_Instructions to follow_:
Return the entries below in their exact form, leaving the pictures out.

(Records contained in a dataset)
────────────────

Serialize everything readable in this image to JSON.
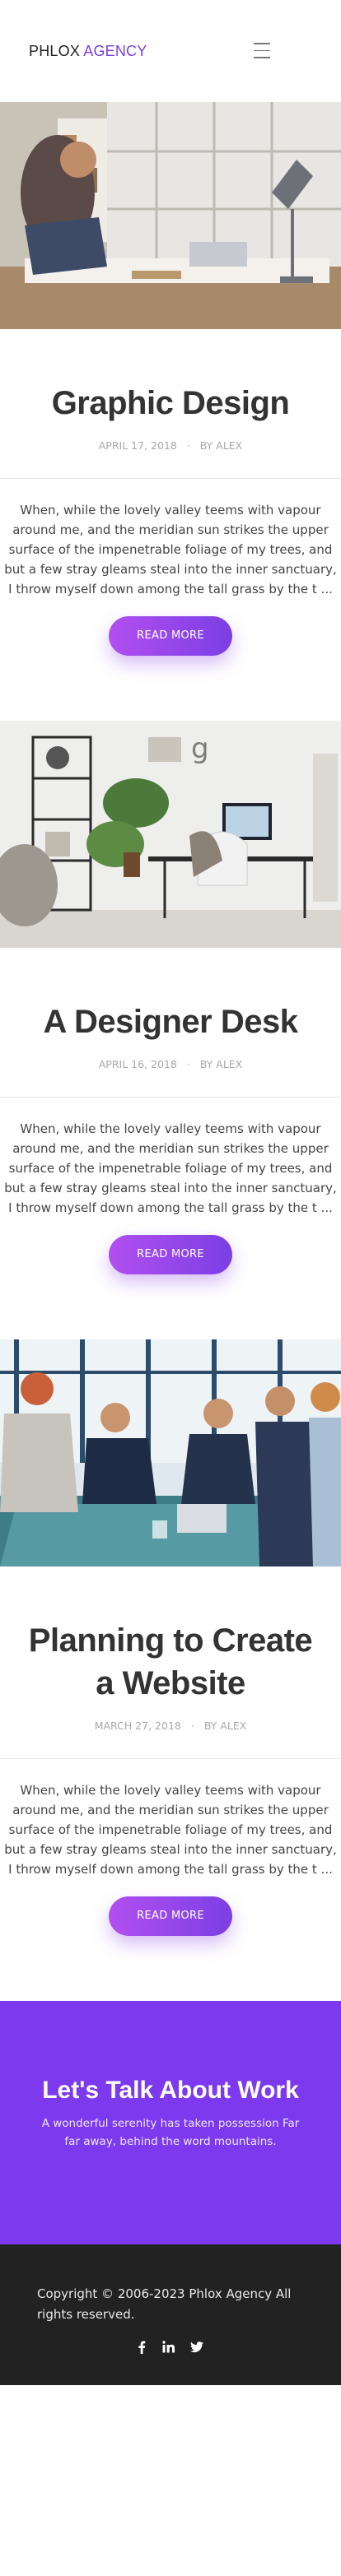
{
  "header": {
    "logo_part1": "PHLOX",
    "logo_part2": "AGENCY",
    "menu_icon": "hamburger-menu-icon"
  },
  "posts": [
    {
      "title": "Graphic Design",
      "date": "APRIL 17, 2018",
      "author": "BY ALEX",
      "excerpt": "When, while the lovely valley teems with vapour around me, and the meridian sun strikes the upper surface of the impenetrable foliage of my trees, and but a few stray gleams steal into the inner sanctuary, I throw myself down among the tall grass by the t ...",
      "button": "READ MORE"
    },
    {
      "title": "A Designer Desk",
      "date": "APRIL 16, 2018",
      "author": "BY ALEX",
      "excerpt": "When, while the lovely valley teems with vapour around me, and the meridian sun strikes the upper surface of the impenetrable foliage of my trees, and but a few stray gleams steal into the inner sanctuary, I throw myself down among the tall grass by the t ...",
      "button": "READ MORE"
    },
    {
      "title": "Planning to Create a Website",
      "date": "MARCH 27, 2018",
      "author": "BY ALEX",
      "excerpt": "When, while the lovely valley teems with vapour around me, and the meridian sun strikes the upper surface of the impenetrable foliage of my trees, and but a few stray gleams steal into the inner sanctuary, I throw myself down among the tall grass by the t ...",
      "button": "READ MORE"
    }
  ],
  "cta": {
    "title": "Let's Talk About Work",
    "text": "A wonderful serenity has taken possession Far far away, behind the word mountains."
  },
  "footer": {
    "copyright": "Copyright © 2006-2023 Phlox Agency All rights reserved.",
    "social_icons": [
      "facebook-icon",
      "linkedin-icon",
      "twitter-icon"
    ]
  },
  "colors": {
    "accent": "#7b3fe4",
    "cta_background": "#7c39ee",
    "footer_background": "#222222"
  }
}
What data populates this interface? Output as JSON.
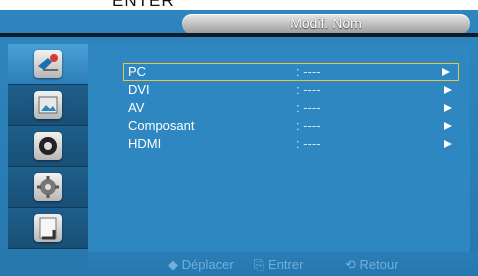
{
  "top_text": "ENTER",
  "title": "Modif. Nom",
  "sidebar": [
    {
      "icon": "input-settings-icon",
      "active": true
    },
    {
      "icon": "picture-icon",
      "active": false
    },
    {
      "icon": "sound-icon",
      "active": false
    },
    {
      "icon": "setup-gear-icon",
      "active": false
    },
    {
      "icon": "multiscreen-icon",
      "active": false
    }
  ],
  "rows": [
    {
      "label": "PC",
      "value": ": ----"
    },
    {
      "label": "DVI",
      "value": ": ----"
    },
    {
      "label": "AV",
      "value": ": ----"
    },
    {
      "label": "Composant",
      "value": ": ----"
    },
    {
      "label": "HDMI",
      "value": ": ----"
    }
  ],
  "footer": {
    "move_label": "Déplacer",
    "enter_label": "Entrer",
    "return_label": "Retour"
  }
}
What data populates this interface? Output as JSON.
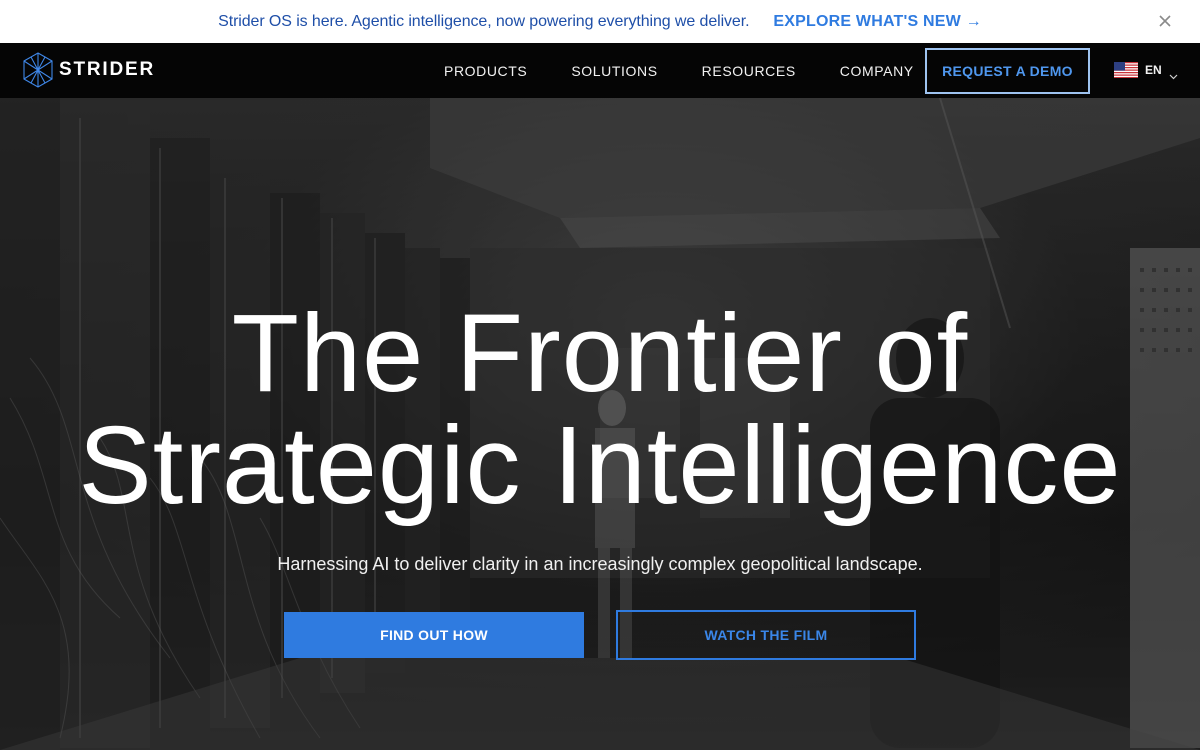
{
  "announcement": {
    "text": "Strider OS is here. Agentic intelligence, now powering everything we deliver.",
    "link_label": "EXPLORE WHAT'S NEW →",
    "close_icon": "close-icon"
  },
  "nav": {
    "brand": "STRIDER",
    "logo_icon": "strider-logo-icon",
    "links": [
      "PRODUCTS",
      "SOLUTIONS",
      "RESOURCES",
      "COMPANY"
    ],
    "demo_label": "REQUEST A DEMO",
    "language": "EN",
    "flag_icon": "us-flag-icon"
  },
  "hero": {
    "headline_line1": "The Frontier of",
    "headline_line2": "Strategic Intelligence",
    "subheadline": "Harnessing AI to deliver clarity in an increasingly complex geopolitical landscape.",
    "primary_cta": "FIND OUT HOW",
    "secondary_cta": "WATCH THE FILM"
  },
  "colors": {
    "accent": "#2f7be0",
    "announcement_text": "#1f4fa8",
    "nav_background": "#050505",
    "demo_border": "#9ec3f0"
  }
}
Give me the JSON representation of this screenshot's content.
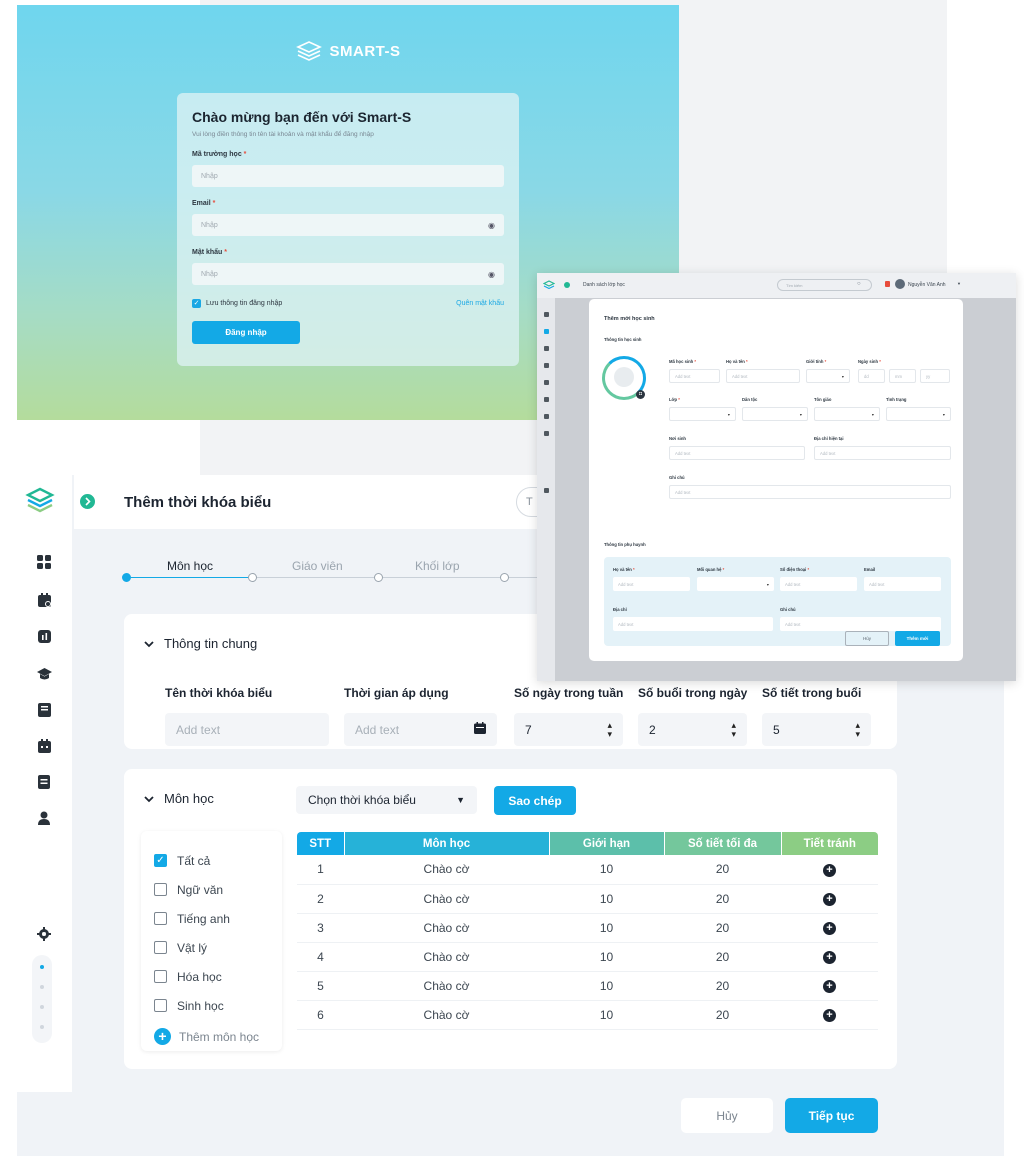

────────────────

_Written answer_:
Serialize everything readable in this image to JSON.
{
  "header": {
    "logo_part1": "PHLOX",
    "logo_part2": "AGENCY",
    "menu_icon": "hamburger-menu-icon"
  },
  "posts": [
    {
      "title": "Graphic Design",
      "date": "APRIL 17, 2018",
      "author": "BY ALEX",
      "excerpt": "When, while the lovely valley teems with vapour around me, and the meridian sun strikes the upper surface of the impenetrable foliage of my trees, and but a few stray gleams steal into the inner sanctuary, I throw myself down among the tall grass by the t ...",
      "button": "READ MORE"
    },
    {
      "title": "A Designer Desk",
      "date": "APRIL 16, 2018",
      "author": "BY ALEX",
      "excerpt": "When, while the lovely valley teems with vapour around me, and the meridian sun strikes the upper surface of the impenetrable foliage of my trees, and but a few stray gleams steal into the inner sanctuary, I throw myself down among the tall grass by the t ...",
      "button": "READ MORE"
    },
    {
      "title": "Planning to Create a Website",
      "date": "MARCH 27, 2018",
      "author": "BY ALEX",
      "excerpt": "When, while the lovely valley teems with vapour around me, and the meridian sun strikes the upper surface of the impenetrable foliage of my trees, and but a few stray gleams steal into the inner sanctuary, I throw myself down among the tall grass by the t ...",
      "button": "READ MORE"
    }
  ],
  "cta": {
    "title": "Let's Talk About Work",
    "text": "A wonderful serenity has taken possession Far far away, behind the word mountains."
  },
  "footer": {
    "copyright": "Copyright © 2006-2023 Phlox Agency All rights reserved.",
    "social_icons": [
      "facebook-icon",
      "linkedin-icon",
      "twitter-icon"
    ]
  },
  "colors": {
    "accent": "#7b3fe4",
    "cta_background": "#7c39ee",
    "footer_background": "#222222"
  }
}
What data populates this interface? Output as JSON.
{
  "top_text": "ENTER",
  "title": "Modif. Nom",
  "sidebar": [
    {
      "icon": "input-settings-icon",
      "active": true
    },
    {
      "icon": "picture-icon",
      "active": false
    },
    {
      "icon": "sound-icon",
      "active": false
    },
    {
      "icon": "setup-gear-icon",
      "active": false
    },
    {
      "icon": "multiscreen-icon",
      "active": false
    }
  ],
  "rows": [
    {
      "label": "PC",
      "value": ": ----"
    },
    {
      "label": "DVI",
      "value": ": ----"
    },
    {
      "label": "AV",
      "value": ": ----"
    },
    {
      "label": "Composant",
      "value": ": ----"
    },
    {
      "label": "HDMI",
      "value": ": ----"
    }
  ],
  "footer": {
    "move_label": "Déplacer",
    "enter_label": "Entrer",
    "return_label": "Retour"
  }
}
What data populates this interface? Output as JSON.
{
  "announcement": {
    "text": "Strider OS is here. Agentic intelligence, now powering everything we deliver.",
    "link_label": "EXPLORE WHAT'S NEW →",
    "close_icon": "close-icon"
  },
  "nav": {
    "brand": "STRIDER",
    "logo_icon": "strider-logo-icon",
    "links": [
      "PRODUCTS",
      "SOLUTIONS",
      "RESOURCES",
      "COMPANY"
    ],
    "demo_label": "REQUEST A DEMO",
    "language": "EN",
    "flag_icon": "us-flag-icon"
  },
  "hero": {
    "headline_line1": "The Frontier of",
    "headline_line2": "Strategic Intelligence",
    "subheadline": "Harnessing AI to deliver clarity in an increasingly complex geopolitical landscape.",
    "primary_cta": "FIND OUT HOW",
    "secondary_cta": "WATCH THE FILM"
  },
  "colors": {
    "accent": "#2f7be0",
    "announcement_text": "#1f4fa8",
    "nav_background": "#050505",
    "demo_border": "#9ec3f0"
  }
}
Give me the JSON representation of this screenshot's content.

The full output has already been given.